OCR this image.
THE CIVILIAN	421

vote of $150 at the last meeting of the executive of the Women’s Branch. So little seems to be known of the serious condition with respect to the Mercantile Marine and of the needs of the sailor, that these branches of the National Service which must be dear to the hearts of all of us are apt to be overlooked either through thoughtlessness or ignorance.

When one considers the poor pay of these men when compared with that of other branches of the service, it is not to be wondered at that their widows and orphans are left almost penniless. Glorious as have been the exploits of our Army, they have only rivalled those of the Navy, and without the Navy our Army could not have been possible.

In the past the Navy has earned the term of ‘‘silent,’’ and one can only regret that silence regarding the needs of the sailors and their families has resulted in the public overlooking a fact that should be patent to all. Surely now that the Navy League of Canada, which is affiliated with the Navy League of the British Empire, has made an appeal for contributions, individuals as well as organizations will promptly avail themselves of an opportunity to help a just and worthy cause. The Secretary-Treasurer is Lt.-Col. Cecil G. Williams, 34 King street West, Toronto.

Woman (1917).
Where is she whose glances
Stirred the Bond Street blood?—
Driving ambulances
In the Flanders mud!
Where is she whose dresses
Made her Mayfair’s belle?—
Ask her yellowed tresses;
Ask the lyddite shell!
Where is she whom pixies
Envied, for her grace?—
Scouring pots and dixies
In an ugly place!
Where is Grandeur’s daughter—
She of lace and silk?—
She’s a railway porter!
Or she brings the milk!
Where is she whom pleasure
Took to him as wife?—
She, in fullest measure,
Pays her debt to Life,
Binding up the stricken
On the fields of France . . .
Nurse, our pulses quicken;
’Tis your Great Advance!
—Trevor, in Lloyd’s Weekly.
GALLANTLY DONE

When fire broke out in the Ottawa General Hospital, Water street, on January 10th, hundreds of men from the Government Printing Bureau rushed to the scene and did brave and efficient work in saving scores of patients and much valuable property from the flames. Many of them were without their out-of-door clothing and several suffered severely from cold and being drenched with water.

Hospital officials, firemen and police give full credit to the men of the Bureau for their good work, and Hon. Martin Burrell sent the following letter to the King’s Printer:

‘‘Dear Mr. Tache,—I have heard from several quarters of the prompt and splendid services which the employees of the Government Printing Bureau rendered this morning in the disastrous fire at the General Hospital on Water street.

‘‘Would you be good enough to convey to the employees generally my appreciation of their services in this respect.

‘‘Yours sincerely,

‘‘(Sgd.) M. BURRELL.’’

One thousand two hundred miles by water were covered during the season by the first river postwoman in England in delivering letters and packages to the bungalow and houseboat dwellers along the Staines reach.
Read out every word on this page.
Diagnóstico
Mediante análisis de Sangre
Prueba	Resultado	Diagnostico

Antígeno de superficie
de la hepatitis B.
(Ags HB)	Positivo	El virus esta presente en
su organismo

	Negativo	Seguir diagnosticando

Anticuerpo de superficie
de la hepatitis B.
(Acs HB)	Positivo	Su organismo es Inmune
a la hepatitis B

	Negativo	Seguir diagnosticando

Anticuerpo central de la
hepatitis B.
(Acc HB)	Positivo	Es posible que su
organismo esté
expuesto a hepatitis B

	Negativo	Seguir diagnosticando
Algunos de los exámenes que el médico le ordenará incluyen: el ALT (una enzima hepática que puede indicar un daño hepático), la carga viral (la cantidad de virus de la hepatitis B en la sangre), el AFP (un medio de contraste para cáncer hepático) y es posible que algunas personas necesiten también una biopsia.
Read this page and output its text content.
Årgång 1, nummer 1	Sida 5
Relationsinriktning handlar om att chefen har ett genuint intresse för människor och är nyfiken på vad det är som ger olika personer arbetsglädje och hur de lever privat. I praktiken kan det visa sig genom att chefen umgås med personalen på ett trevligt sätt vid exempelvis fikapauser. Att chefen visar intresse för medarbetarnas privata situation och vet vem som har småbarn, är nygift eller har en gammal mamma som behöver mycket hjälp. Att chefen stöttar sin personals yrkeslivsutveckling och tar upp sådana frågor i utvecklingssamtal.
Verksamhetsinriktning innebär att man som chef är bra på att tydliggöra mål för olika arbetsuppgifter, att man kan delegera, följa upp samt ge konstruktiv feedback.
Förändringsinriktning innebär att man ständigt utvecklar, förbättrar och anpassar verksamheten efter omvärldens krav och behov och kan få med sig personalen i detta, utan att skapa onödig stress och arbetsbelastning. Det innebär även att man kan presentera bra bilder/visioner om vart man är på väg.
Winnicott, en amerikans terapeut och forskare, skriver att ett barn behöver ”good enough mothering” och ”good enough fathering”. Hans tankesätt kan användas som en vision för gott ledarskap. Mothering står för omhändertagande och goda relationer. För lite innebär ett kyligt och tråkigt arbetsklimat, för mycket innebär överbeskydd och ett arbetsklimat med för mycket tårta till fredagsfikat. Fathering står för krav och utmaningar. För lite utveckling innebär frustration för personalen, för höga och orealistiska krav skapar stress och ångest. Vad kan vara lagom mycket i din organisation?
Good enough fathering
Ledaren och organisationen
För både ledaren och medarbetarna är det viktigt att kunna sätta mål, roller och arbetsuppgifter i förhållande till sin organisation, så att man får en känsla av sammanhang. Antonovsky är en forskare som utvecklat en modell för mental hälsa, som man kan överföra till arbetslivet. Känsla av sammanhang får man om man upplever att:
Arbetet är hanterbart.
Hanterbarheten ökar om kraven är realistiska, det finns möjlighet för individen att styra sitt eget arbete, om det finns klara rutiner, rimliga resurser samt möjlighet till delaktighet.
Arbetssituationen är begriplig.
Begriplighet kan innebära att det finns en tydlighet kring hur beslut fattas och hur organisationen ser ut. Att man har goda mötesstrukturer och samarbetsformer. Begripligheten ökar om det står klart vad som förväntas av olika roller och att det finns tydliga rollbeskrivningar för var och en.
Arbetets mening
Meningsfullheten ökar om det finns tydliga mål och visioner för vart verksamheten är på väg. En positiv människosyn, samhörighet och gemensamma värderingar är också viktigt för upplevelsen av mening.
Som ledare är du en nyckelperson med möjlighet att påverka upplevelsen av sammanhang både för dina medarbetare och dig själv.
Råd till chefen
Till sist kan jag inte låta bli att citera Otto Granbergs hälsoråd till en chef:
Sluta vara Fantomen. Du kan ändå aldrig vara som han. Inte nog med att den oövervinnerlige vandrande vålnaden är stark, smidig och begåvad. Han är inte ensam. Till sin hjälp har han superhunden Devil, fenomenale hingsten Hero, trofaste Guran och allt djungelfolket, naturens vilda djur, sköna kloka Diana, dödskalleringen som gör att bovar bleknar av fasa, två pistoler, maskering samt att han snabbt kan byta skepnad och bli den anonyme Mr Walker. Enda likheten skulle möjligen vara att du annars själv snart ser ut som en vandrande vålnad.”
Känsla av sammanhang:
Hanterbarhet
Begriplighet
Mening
________________________________________
• Prompt: The full listing above is to be given again exactly.

• Response area:
OCR this image.
THE CIVILIAN	421

vote of $150 at the last meeting of the executive of the Women’s Branch. So little seems to be known of the serious condition with respect to the Mercantile Marine and of the needs of the sailor, that these branches of the National Service which must be dear to the hearts of all of us are apt to be overlooked either through thoughtlessness or ignorance.

When one considers the poor pay of these men when compared with that of other branches of the service, it is not to be wondered at that their widows and orphans are left almost penniless. Glorious as have been the exploits of our Army, they have only rivalled those of the Navy, and without the Navy our Army could not have been possible.

In the past the Navy has earned the term of ‘‘silent,’’ and one can only regret that silence regarding the needs of the sailors and their families has resulted in the public overlooking a fact that should be patent to all. Surely now that the Navy League of Canada, which is affiliated with the Navy League of the British Empire, has made an appeal for contributions, individuals as well as organizations will promptly avail themselves of an opportunity to help a just and worthy cause. The Secretary-Treasurer is Lt.-Col. Cecil G. Williams, 34 King street West, Toronto.

Woman (1917).
Where is she whose glances
Stirred the Bond Street blood?—
Driving ambulances
In the Flanders mud!
Where is she whose dresses
Made her Mayfair’s belle?—
Ask her yellowed tresses;
Ask the lyddite shell!
Where is she whom pixies
Envied, for her grace?—
Scouring pots and dixies
In an ugly place!
Where is Grandeur’s daughter—
She of lace and silk?—
She’s a railway porter!
Or she brings the milk!
Where is she whom pleasure
Took to him as wife?—
She, in fullest measure,
Pays her debt to Life,
Binding up the stricken
On the fields of France . . .
Nurse, our pulses quicken;
’Tis your Great Advance!
—Trevor, in Lloyd’s Weekly.
GALLANTLY DONE

When fire broke out in the Ottawa General Hospital, Water street, on January 10th, hundreds of men from the Government Printing Bureau rushed to the scene and did brave and efficient work in saving scores of patients and much valuable property from the flames. Many of them were without their out-of-door clothing and several suffered severely from cold and being drenched with water.

Hospital officials, firemen and police give full credit to the men of the Bureau for their good work, and Hon. Martin Burrell sent the following letter to the King’s Printer:

‘‘Dear Mr. Tache,—I have heard from several quarters of the prompt and splendid services which the employees of the Government Printing Bureau rendered this morning in the disastrous fire at the General Hospital on Water street.

‘‘Would you be good enough to convey to the employees generally my appreciation of their services in this respect.

‘‘Yours sincerely,

‘‘(Sgd.) M. BURRELL.’’

One thousand two hundred miles by water were covered during the season by the first river postwoman in England in delivering letters and packages to the bungalow and houseboat dwellers along the Staines reach.
Read out every word on this page.
Diagnóstico
Mediante análisis de Sangre
Prueba	Resultado	Diagnostico

Antígeno de superficie
de la hepatitis B.
(Ags HB)	Positivo	El virus esta presente en
su organismo

	Negativo	Seguir diagnosticando

Anticuerpo de superficie
de la hepatitis B.
(Acs HB)	Positivo	Su organismo es Inmune
a la hepatitis B

	Negativo	Seguir diagnosticando

Anticuerpo central de la
hepatitis B.
(Acc HB)	Positivo	Es posible que su
organismo esté
expuesto a hepatitis B

	Negativo	Seguir diagnosticando
Algunos de los exámenes que el médico le ordenará incluyen: el ALT (una enzima hepática que puede indicar un daño hepático), la carga viral (la cantidad de virus de la hepatitis B en la sangre), el AFP (un medio de contraste para cáncer hepático) y es posible que algunas personas necesiten también una biopsia.
Read this page and output its text content.
Årgång 1, nummer 1	Sida 5
Relationsinriktning handlar om att chefen har ett genuint intresse för människor och är nyfiken på vad det är som ger olika personer arbetsglädje och hur de lever privat. I praktiken kan det visa sig genom att chefen umgås med personalen på ett trevligt sätt vid exempelvis fikapauser. Att chefen visar intresse för medarbetarnas privata situation och vet vem som har småbarn, är nygift eller har en gammal mamma som behöver mycket hjälp. Att chefen stöttar sin personals yrkeslivsutveckling och tar upp sådana frågor i utvecklingssamtal.
Verksamhetsinriktning innebär att man som chef är bra på att tydliggöra mål för olika arbetsuppgifter, att man kan delegera, följa upp samt ge konstruktiv feedback.
Förändringsinriktning innebär att man ständigt utvecklar, förbättrar och anpassar verksamheten efter omvärldens krav och behov och kan få med sig personalen i detta, utan att skapa onödig stress och arbetsbelastning. Det innebär även att man kan presentera bra bilder/visioner om vart man är på väg.
Winnicott, en amerikans terapeut och forskare, skriver att ett barn behöver ”good enough mothering” och ”good enough fathering”. Hans tankesätt kan användas som en vision för gott ledarskap. Mothering står för omhändertagande och goda relationer. För lite innebär ett kyligt och tråkigt arbetsklimat, för mycket innebär överbeskydd och ett arbetsklimat med för mycket tårta till fredagsfikat. Fathering står för krav och utmaningar. För lite utveckling innebär frustration för personalen, för höga och orealistiska krav skapar stress och ångest. Vad kan vara lagom mycket i din organisation?
Good enough fathering
Ledaren och organisationen
För både ledaren och medarbetarna är det viktigt att kunna sätta mål, roller och arbetsuppgifter i förhållande till sin organisation, så att man får en känsla av sammanhang. Antonovsky är en forskare som utvecklat en modell för mental hälsa, som man kan överföra till arbetslivet. Känsla av sammanhang får man om man upplever att:
Arbetet är hanterbart.
Hanterbarheten ökar om kraven är realistiska, det finns möjlighet för individen att styra sitt eget arbete, om det finns klara rutiner, rimliga resurser samt möjlighet till delaktighet.
Arbetssituationen är begriplig.
Begriplighet kan innebära att det finns en tydlighet kring hur beslut fattas och hur organisationen ser ut. Att man har goda mötesstrukturer och samarbetsformer. Begripligheten ökar om det står klart vad som förväntas av olika roller och att det finns tydliga rollbeskrivningar för var och en.
Arbetets mening
Meningsfullheten ökar om det finns tydliga mål och visioner för vart verksamheten är på väg. En positiv människosyn, samhörighet och gemensamma värderingar är också viktigt för upplevelsen av mening.
Som ledare är du en nyckelperson med möjlighet att påverka upplevelsen av sammanhang både för dina medarbetare och dig själv.
Råd till chefen
Till sist kan jag inte låta bli att citera Otto Granbergs hälsoråd till en chef:
Sluta vara Fantomen. Du kan ändå aldrig vara som han. Inte nog med att den oövervinnerlige vandrande vålnaden är stark, smidig och begåvad. Han är inte ensam. Till sin hjälp har han superhunden Devil, fenomenale hingsten Hero, trofaste Guran och allt djungelfolket, naturens vilda djur, sköna kloka Diana, dödskalleringen som gör att bovar bleknar av fasa, två pistoler, maskering samt att han snabbt kan byta skepnad och bli den anonyme Mr Walker. Enda likheten skulle möjligen vara att du annars själv snart ser ut som en vandrande vålnad.”
Känsla av sammanhang:
Hanterbarhet
Begriplighet
Mening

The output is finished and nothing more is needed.